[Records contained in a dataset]
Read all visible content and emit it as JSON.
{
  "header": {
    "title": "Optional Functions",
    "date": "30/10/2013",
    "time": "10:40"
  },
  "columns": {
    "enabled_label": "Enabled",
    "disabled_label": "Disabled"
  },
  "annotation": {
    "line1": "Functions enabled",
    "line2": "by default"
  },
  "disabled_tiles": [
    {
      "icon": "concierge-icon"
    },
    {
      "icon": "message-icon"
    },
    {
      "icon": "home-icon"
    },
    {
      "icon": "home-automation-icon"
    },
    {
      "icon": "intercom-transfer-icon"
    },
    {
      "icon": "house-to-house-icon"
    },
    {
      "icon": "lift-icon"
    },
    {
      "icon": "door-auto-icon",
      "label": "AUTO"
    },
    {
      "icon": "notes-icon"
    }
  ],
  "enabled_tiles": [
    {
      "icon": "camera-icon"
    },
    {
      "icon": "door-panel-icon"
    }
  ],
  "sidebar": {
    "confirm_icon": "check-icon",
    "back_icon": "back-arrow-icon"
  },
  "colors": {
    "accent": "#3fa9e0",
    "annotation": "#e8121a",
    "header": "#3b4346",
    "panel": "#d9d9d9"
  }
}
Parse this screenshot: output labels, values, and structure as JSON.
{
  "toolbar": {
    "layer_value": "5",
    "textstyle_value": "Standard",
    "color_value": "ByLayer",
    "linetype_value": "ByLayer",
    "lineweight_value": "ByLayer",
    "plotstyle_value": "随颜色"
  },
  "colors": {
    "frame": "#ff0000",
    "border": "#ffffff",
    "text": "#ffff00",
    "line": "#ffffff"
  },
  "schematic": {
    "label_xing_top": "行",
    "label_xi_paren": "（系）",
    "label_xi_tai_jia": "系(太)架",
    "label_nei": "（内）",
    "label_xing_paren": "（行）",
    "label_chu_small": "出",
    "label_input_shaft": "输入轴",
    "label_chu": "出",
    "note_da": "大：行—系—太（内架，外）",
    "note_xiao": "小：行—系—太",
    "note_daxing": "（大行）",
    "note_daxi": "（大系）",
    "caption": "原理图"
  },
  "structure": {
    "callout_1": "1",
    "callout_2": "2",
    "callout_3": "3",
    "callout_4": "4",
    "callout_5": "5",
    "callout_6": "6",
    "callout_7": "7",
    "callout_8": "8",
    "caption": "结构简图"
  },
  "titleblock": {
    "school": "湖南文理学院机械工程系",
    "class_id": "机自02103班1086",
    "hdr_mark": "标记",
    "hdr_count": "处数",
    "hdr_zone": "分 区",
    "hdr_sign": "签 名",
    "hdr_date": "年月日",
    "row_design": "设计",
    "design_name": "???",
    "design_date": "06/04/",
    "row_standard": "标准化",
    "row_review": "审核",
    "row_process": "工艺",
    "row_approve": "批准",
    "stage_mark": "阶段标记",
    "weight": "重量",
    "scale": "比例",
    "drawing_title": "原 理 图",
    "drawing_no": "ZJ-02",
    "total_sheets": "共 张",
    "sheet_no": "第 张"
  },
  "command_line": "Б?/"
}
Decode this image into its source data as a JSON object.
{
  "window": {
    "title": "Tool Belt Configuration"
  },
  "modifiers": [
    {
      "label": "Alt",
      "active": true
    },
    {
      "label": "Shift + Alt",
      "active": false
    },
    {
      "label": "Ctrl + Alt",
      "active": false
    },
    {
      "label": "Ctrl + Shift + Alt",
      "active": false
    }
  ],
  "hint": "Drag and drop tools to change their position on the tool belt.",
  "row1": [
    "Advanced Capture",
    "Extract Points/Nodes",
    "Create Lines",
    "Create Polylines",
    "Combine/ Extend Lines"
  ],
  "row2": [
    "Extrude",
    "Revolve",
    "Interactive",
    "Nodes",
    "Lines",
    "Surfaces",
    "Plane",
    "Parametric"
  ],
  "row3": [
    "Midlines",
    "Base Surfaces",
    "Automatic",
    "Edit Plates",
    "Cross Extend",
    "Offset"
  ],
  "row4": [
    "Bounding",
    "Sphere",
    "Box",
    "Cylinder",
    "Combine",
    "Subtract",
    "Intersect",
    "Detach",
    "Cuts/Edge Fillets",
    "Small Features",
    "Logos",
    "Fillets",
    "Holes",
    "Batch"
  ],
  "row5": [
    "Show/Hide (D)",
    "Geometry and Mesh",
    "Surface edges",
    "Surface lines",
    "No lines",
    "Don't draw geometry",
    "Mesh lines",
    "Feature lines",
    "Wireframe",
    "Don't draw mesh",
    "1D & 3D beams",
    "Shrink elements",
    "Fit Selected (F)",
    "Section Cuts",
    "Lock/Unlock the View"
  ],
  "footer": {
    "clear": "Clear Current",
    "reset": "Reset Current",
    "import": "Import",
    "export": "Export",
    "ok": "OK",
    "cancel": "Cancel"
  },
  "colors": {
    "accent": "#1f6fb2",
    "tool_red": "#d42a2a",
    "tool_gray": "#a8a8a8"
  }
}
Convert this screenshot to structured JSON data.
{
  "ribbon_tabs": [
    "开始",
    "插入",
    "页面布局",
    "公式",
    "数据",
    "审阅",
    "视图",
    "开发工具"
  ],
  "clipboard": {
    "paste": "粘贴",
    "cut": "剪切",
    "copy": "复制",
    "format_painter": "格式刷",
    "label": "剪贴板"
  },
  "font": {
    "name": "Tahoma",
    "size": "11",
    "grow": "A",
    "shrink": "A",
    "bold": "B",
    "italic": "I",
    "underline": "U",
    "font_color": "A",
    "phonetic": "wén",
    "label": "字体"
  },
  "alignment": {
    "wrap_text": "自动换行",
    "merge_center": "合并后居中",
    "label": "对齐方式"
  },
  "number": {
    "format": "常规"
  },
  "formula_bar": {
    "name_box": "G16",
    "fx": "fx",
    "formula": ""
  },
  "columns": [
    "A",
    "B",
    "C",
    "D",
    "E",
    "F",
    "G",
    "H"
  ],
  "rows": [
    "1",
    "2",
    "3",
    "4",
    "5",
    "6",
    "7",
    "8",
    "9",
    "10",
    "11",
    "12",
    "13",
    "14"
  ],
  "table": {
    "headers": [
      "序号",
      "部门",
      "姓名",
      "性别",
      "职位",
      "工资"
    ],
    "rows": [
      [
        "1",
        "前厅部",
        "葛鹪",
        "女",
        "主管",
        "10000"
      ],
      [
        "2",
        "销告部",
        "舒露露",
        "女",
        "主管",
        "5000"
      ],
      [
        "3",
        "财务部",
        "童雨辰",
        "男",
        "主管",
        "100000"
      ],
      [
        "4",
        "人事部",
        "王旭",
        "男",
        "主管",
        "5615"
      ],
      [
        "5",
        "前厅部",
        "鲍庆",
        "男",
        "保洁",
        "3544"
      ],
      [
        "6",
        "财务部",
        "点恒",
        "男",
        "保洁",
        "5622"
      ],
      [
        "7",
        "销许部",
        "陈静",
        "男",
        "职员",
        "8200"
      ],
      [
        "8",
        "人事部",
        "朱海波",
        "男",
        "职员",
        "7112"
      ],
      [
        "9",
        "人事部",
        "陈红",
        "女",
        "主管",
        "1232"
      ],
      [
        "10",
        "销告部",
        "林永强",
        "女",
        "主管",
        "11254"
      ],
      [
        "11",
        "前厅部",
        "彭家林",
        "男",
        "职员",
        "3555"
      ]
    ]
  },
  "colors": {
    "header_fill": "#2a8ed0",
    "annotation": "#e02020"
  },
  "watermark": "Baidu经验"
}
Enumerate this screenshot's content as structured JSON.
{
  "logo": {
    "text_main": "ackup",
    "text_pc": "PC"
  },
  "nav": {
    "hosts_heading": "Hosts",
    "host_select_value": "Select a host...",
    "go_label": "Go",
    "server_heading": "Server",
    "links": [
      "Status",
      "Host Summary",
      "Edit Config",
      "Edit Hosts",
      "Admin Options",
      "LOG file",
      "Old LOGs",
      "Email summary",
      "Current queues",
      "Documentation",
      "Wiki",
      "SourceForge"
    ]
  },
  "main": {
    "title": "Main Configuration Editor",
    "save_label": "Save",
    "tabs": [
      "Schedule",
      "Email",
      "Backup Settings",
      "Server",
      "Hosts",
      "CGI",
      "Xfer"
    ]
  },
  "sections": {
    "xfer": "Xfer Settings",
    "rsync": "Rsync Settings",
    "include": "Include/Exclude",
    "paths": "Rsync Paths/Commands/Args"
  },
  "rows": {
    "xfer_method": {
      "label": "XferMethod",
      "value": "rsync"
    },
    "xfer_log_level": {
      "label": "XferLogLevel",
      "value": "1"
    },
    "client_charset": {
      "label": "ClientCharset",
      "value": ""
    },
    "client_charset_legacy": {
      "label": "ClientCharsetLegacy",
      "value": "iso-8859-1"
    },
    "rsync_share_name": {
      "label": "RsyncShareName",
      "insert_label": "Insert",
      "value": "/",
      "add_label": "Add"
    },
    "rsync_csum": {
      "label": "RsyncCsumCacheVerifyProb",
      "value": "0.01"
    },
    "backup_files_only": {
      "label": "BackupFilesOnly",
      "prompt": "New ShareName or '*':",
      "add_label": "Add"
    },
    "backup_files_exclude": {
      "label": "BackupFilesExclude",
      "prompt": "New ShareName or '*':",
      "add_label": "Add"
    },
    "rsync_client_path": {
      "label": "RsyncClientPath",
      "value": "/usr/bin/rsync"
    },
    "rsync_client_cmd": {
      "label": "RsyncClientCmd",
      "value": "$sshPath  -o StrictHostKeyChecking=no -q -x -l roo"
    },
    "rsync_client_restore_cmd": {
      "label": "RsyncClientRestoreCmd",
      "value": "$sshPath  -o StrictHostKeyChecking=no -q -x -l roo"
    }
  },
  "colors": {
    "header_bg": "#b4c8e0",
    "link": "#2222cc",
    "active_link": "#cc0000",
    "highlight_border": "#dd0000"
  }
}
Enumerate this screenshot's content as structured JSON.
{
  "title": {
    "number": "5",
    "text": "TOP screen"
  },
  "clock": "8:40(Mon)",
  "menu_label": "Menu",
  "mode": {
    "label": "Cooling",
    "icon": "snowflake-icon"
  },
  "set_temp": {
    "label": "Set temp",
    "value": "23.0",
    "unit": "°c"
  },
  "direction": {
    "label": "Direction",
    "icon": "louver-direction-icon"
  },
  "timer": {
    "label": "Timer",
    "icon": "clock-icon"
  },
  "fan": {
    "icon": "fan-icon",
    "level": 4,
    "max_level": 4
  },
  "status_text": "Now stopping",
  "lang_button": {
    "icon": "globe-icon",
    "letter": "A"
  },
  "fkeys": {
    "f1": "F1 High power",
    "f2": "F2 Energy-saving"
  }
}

• _The task_: From the entries above, copy every line containing the word "annotation".

• _Correct answer_:
  "annotation": {
    "annotation": "#e8121a",
    "annotation": "#e02020"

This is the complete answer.